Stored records
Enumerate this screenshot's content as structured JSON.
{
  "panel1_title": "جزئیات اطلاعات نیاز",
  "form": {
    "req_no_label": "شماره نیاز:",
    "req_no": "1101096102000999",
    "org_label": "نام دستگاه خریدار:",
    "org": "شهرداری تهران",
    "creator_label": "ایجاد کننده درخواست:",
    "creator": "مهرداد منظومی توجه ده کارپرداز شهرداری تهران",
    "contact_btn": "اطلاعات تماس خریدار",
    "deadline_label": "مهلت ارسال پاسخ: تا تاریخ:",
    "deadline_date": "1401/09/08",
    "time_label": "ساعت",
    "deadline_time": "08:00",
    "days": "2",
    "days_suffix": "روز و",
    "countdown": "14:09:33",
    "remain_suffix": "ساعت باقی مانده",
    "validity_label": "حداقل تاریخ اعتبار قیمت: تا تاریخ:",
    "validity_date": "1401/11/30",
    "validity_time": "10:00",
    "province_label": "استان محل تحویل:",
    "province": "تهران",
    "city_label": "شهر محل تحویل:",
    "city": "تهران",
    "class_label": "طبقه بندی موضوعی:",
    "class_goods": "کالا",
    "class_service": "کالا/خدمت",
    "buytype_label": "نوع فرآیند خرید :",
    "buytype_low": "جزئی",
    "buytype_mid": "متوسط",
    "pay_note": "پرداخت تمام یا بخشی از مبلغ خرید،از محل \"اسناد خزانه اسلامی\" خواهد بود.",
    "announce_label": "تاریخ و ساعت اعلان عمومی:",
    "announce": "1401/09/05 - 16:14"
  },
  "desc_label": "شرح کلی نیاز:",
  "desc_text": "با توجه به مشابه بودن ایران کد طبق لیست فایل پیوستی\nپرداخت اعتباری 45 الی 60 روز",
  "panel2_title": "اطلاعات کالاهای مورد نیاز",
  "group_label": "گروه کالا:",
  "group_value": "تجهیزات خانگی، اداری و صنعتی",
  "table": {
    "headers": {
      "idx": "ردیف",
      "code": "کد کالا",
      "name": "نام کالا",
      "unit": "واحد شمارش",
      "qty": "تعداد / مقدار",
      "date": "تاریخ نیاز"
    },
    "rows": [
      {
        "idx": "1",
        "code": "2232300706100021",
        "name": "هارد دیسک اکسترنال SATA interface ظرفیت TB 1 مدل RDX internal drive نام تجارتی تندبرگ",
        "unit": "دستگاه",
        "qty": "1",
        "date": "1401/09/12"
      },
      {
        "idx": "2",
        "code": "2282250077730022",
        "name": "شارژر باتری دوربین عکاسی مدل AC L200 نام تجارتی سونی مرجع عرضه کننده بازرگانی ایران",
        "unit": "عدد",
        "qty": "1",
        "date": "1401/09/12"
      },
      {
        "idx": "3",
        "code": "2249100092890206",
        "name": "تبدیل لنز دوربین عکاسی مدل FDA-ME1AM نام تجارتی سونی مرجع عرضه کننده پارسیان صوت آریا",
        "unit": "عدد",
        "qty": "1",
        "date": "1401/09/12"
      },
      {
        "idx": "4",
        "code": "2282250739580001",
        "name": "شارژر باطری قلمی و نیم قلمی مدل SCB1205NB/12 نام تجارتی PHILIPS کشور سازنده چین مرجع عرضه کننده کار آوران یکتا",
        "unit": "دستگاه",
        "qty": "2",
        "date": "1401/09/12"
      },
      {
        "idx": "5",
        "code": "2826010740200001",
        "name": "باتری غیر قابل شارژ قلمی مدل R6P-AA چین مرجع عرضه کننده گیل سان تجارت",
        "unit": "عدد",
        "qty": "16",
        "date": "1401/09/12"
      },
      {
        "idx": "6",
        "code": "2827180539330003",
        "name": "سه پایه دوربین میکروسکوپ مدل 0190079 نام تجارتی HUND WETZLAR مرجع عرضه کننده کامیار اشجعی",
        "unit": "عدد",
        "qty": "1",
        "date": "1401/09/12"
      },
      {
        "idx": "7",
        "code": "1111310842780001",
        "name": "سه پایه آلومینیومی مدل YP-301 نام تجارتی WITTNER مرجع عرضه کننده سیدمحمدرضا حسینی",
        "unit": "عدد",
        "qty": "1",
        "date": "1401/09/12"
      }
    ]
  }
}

_WHAT TO DO:_ Type out the full listing again, exactly as given.

_EXERCISE RESPONSE:_
Enumerate this screenshot's content as structured JSON.
{
  "panel1_title": "جزئیات اطلاعات نیاز",
  "form": {
    "req_no_label": "شماره نیاز:",
    "req_no": "1101096102000999",
    "org_label": "نام دستگاه خریدار:",
    "org": "شهرداری تهران",
    "creator_label": "ایجاد کننده درخواست:",
    "creator": "مهرداد منظومی توجه ده کارپرداز شهرداری تهران",
    "contact_btn": "اطلاعات تماس خریدار",
    "deadline_label": "مهلت ارسال پاسخ: تا تاریخ:",
    "deadline_date": "1401/09/08",
    "time_label": "ساعت",
    "deadline_time": "08:00",
    "days": "2",
    "days_suffix": "روز و",
    "countdown": "14:09:33",
    "remain_suffix": "ساعت باقی مانده",
    "validity_label": "حداقل تاریخ اعتبار قیمت: تا تاریخ:",
    "validity_date": "1401/11/30",
    "validity_time": "10:00",
    "province_label": "استان محل تحویل:",
    "province": "تهران",
    "city_label": "شهر محل تحویل:",
    "city": "تهران",
    "class_label": "طبقه بندی موضوعی:",
    "class_goods": "کالا",
    "class_service": "کالا/خدمت",
    "buytype_label": "نوع فرآیند خرید :",
    "buytype_low": "جزئی",
    "buytype_mid": "متوسط",
    "pay_note": "پرداخت تمام یا بخشی از مبلغ خرید،از محل \"اسناد خزانه اسلامی\" خواهد بود.",
    "announce_label": "تاریخ و ساعت اعلان عمومی:",
    "announce": "1401/09/05 - 16:14"
  },
  "desc_label": "شرح کلی نیاز:",
  "desc_text": "با توجه به مشابه بودن ایران کد طبق لیست فایل پیوستی\nپرداخت اعتباری 45 الی 60 روز",
  "panel2_title": "اطلاعات کالاهای مورد نیاز",
  "group_label": "گروه کالا:",
  "group_value": "تجهیزات خانگی، اداری و صنعتی",
  "table": {
    "headers": {
      "idx": "ردیف",
      "code": "کد کالا",
      "name": "نام کالا",
      "unit": "واحد شمارش",
      "qty": "تعداد / مقدار",
      "date": "تاریخ نیاز"
    },
    "rows": [
      {
        "idx": "1",
        "code": "2232300706100021",
        "name": "هارد دیسک اکسترنال SATA interface ظرفیت TB 1 مدل RDX internal drive نام تجارتی تندبرگ",
        "unit": "دستگاه",
        "qty": "1",
        "date": "1401/09/12"
      },
      {
        "idx": "2",
        "code": "2282250077730022",
        "name": "شارژر باتری دوربین عکاسی مدل AC L200 نام تجارتی سونی مرجع عرضه کننده بازرگانی ایران",
        "unit": "عدد",
        "qty": "1",
        "date": "1401/09/12"
      },
      {
        "idx": "3",
        "code": "2249100092890206",
        "name": "تبدیل لنز دوربین عکاسی مدل FDA-ME1AM نام تجارتی سونی مرجع عرضه کننده پارسیان صوت آریا",
        "unit": "عدد",
        "qty": "1",
        "date": "1401/09/12"
      },
      {
        "idx": "4",
        "code": "2282250739580001",
        "name": "شارژر باطری قلمی و نیم قلمی مدل SCB1205NB/12 نام تجارتی PHILIPS کشور سازنده چین مرجع عرضه کننده کار آوران یکتا",
        "unit": "دستگاه",
        "qty": "2",
        "date": "1401/09/12"
      },
      {
        "idx": "5",
        "code": "2826010740200001",
        "name": "باتری غیر قابل شارژ قلمی مدل R6P-AA چین مرجع عرضه کننده گیل سان تجارت",
        "unit": "عدد",
        "qty": "16",
        "date": "1401/09/12"
      },
      {
        "idx": "6",
        "code": "2827180539330003",
        "name": "سه پایه دوربین میکروسکوپ مدل 0190079 نام تجارتی HUND WETZLAR مرجع عرضه کننده کامیار اشجعی",
        "unit": "عدد",
        "qty": "1",
        "date": "1401/09/12"
      },
      {
        "idx": "7",
        "code": "1111310842780001",
        "name": "سه پایه آلومینیومی مدل YP-301 نام تجارتی WITTNER مرجع عرضه کننده سیدمحمدرضا حسینی",
        "unit": "عدد",
        "qty": "1",
        "date": "1401/09/12"
      }
    ]
  }
}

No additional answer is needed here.